What you should do =
Give every entry again, word for word and in full.

%%

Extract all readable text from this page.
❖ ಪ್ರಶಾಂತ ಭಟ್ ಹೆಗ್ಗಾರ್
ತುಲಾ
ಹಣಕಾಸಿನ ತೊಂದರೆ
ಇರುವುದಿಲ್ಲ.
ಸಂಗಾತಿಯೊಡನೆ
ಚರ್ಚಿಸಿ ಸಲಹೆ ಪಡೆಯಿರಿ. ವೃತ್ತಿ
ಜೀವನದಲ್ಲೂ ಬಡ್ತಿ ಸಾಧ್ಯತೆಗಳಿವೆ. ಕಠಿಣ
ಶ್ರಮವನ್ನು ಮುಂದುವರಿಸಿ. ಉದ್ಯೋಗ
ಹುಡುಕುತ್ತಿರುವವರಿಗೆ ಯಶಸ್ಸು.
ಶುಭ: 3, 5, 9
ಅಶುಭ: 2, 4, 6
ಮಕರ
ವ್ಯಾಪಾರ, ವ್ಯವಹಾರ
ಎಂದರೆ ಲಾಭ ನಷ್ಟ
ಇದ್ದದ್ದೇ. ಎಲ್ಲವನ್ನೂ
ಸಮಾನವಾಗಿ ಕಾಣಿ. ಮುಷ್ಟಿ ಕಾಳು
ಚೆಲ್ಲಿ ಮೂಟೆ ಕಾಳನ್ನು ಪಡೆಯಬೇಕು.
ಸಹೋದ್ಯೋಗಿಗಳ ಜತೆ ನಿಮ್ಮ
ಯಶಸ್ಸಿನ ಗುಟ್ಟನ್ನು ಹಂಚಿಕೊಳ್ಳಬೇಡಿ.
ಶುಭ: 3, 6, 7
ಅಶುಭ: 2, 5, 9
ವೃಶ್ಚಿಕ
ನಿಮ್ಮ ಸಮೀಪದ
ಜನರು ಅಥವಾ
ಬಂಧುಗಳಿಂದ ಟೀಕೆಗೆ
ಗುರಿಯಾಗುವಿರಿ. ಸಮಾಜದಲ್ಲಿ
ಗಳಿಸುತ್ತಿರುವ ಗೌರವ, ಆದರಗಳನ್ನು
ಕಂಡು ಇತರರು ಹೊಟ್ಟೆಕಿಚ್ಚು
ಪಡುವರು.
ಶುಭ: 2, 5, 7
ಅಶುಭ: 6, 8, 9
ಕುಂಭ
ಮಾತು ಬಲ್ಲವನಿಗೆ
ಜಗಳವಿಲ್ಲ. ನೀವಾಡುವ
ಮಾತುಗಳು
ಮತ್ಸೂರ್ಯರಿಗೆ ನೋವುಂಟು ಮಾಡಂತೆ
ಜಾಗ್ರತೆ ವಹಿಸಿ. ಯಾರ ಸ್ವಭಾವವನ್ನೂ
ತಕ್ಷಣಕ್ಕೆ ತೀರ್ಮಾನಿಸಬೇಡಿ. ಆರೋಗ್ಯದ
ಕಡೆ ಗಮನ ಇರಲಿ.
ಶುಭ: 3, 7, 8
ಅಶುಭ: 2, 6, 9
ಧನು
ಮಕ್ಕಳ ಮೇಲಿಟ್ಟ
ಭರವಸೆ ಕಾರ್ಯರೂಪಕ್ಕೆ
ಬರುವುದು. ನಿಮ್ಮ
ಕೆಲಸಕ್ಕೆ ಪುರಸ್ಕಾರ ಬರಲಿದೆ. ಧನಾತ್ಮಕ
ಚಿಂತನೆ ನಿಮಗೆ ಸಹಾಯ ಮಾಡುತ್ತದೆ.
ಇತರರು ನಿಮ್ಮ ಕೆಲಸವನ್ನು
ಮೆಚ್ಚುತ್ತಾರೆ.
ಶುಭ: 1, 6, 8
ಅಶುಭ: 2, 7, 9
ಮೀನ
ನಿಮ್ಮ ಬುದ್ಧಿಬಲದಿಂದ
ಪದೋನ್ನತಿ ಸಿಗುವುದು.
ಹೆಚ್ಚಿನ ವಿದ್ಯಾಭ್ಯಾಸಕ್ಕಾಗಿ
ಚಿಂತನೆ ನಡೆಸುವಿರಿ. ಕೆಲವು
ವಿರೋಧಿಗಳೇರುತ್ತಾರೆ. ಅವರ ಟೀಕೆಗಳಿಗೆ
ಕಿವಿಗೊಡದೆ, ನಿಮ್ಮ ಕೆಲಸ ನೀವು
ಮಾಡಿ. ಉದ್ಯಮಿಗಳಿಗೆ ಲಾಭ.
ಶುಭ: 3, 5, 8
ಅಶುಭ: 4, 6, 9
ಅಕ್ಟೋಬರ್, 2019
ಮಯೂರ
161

%%

Solution =
Extract all readable text from this page.
❖ ಪ್ರಶಾಂತ ಭಟ್ ಹೆಗ್ಗಾರ್
ತುಲಾ
ಹಣಕಾಸಿನ ತೊಂದರೆ
ಇರುವುದಿಲ್ಲ.
ಸಂಗಾತಿಯೊಡನೆ
ಚರ್ಚಿಸಿ ಸಲಹೆ ಪಡೆಯಿರಿ. ವೃತ್ತಿ
ಜೀವನದಲ್ಲೂ ಬಡ್ತಿ ಸಾಧ್ಯತೆಗಳಿವೆ. ಕಠಿಣ
ಶ್ರಮವನ್ನು ಮುಂದುವರಿಸಿ. ಉದ್ಯೋಗ
ಹುಡುಕುತ್ತಿರುವವರಿಗೆ ಯಶಸ್ಸು.
ಶುಭ: 3, 5, 9
ಅಶುಭ: 2, 4, 6
ಮಕರ
ವ್ಯಾಪಾರ, ವ್ಯವಹಾರ
ಎಂದರೆ ಲಾಭ ನಷ್ಟ
ಇದ್ದದ್ದೇ. ಎಲ್ಲವನ್ನೂ
ಸಮಾನವಾಗಿ ಕಾಣಿ. ಮುಷ್ಟಿ ಕಾಳು
ಚೆಲ್ಲಿ ಮೂಟೆ ಕಾಳನ್ನು ಪಡೆಯಬೇಕು.
ಸಹೋದ್ಯೋಗಿಗಳ ಜತೆ ನಿಮ್ಮ
ಯಶಸ್ಸಿನ ಗುಟ್ಟನ್ನು ಹಂಚಿಕೊಳ್ಳಬೇಡಿ.
ಶುಭ: 3, 6, 7
ಅಶುಭ: 2, 5, 9
ವೃಶ್ಚಿಕ
ನಿಮ್ಮ ಸಮೀಪದ
ಜನರು ಅಥವಾ
ಬಂಧುಗಳಿಂದ ಟೀಕೆಗೆ
ಗುರಿಯಾಗುವಿರಿ. ಸಮಾಜದಲ್ಲಿ
ಗಳಿಸುತ್ತಿರುವ ಗೌರವ, ಆದರಗಳನ್ನು
ಕಂಡು ಇತರರು ಹೊಟ್ಟೆಕಿಚ್ಚು
ಪಡುವರು.
ಶುಭ: 2, 5, 7
ಅಶುಭ: 6, 8, 9
ಕುಂಭ
ಮಾತು ಬಲ್ಲವನಿಗೆ
ಜಗಳವಿಲ್ಲ. ನೀವಾಡುವ
ಮಾತುಗಳು
ಮತ್ಸೂರ್ಯರಿಗೆ ನೋವುಂಟು ಮಾಡಂತೆ
ಜಾಗ್ರತೆ ವಹಿಸಿ. ಯಾರ ಸ್ವಭಾವವನ್ನೂ
ತಕ್ಷಣಕ್ಕೆ ತೀರ್ಮಾನಿಸಬೇಡಿ. ಆರೋಗ್ಯದ
ಕಡೆ ಗಮನ ಇರಲಿ.
ಶುಭ: 3, 7, 8
ಅಶುಭ: 2, 6, 9
ಧನು
ಮಕ್ಕಳ ಮೇಲಿಟ್ಟ
ಭರವಸೆ ಕಾರ್ಯರೂಪಕ್ಕೆ
ಬರುವುದು. ನಿಮ್ಮ
ಕೆಲಸಕ್ಕೆ ಪುರಸ್ಕಾರ ಬರಲಿದೆ. ಧನಾತ್ಮಕ
ಚಿಂತನೆ ನಿಮಗೆ ಸಹಾಯ ಮಾಡುತ್ತದೆ.
ಇತರರು ನಿಮ್ಮ ಕೆಲಸವನ್ನು
ಮೆಚ್ಚುತ್ತಾರೆ.
ಶುಭ: 1, 6, 8
ಅಶುಭ: 2, 7, 9
ಮೀನ
ನಿಮ್ಮ ಬುದ್ಧಿಬಲದಿಂದ
ಪದೋನ್ನತಿ ಸಿಗುವುದು.
ಹೆಚ್ಚಿನ ವಿದ್ಯಾಭ್ಯಾಸಕ್ಕಾಗಿ
ಚಿಂತನೆ ನಡೆಸುವಿರಿ. ಕೆಲವು
ವಿರೋಧಿಗಳೇರುತ್ತಾರೆ. ಅವರ ಟೀಕೆಗಳಿಗೆ
ಕಿವಿಗೊಡದೆ, ನಿಮ್ಮ ಕೆಲಸ ನೀವು
ಮಾಡಿ. ಉದ್ಯಮಿಗಳಿಗೆ ಲಾಭ.
ಶುಭ: 3, 5, 8
ಅಶುಭ: 4, 6, 9
ಅಕ್ಟೋಬರ್, 2019
ಮಯೂರ
161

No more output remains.